= EXERCISE AIM =
Every line holding the string "quality" should be gathered.
##### INPUT DATA
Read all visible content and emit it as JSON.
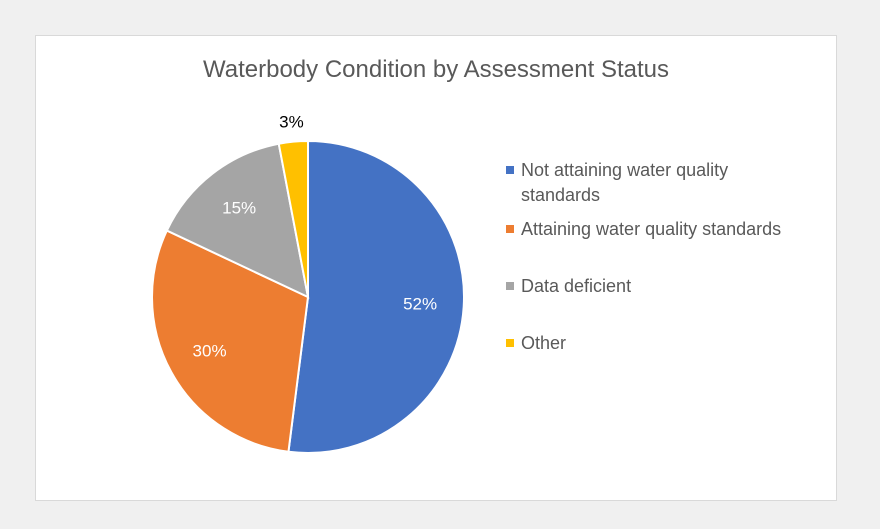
{
  "chart_data": {
    "type": "pie",
    "title": "Waterbody Condition by Assessment Status",
    "slices": [
      {
        "label": "Not attaining water quality standards",
        "value": 52,
        "value_label": "52%",
        "color": "#4472c4",
        "label_color": "#ffffff"
      },
      {
        "label": "Attaining water quality standards",
        "value": 30,
        "value_label": "30%",
        "color": "#ed7d31",
        "label_color": "#ffffff"
      },
      {
        "label": "Data deficient",
        "value": 15,
        "value_label": "15%",
        "color": "#a5a5a5",
        "label_color": "#ffffff"
      },
      {
        "label": "Other",
        "value": 3,
        "value_label": "3%",
        "color": "#ffc000",
        "label_color": "#000000"
      }
    ],
    "legend_position": "right",
    "start_angle": "12 o'clock",
    "direction": "clockwise"
  }
}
##########
= FINISHED TASK =
        "label": "Not attaining water quality standards",
        "label": "Attaining water quality standards",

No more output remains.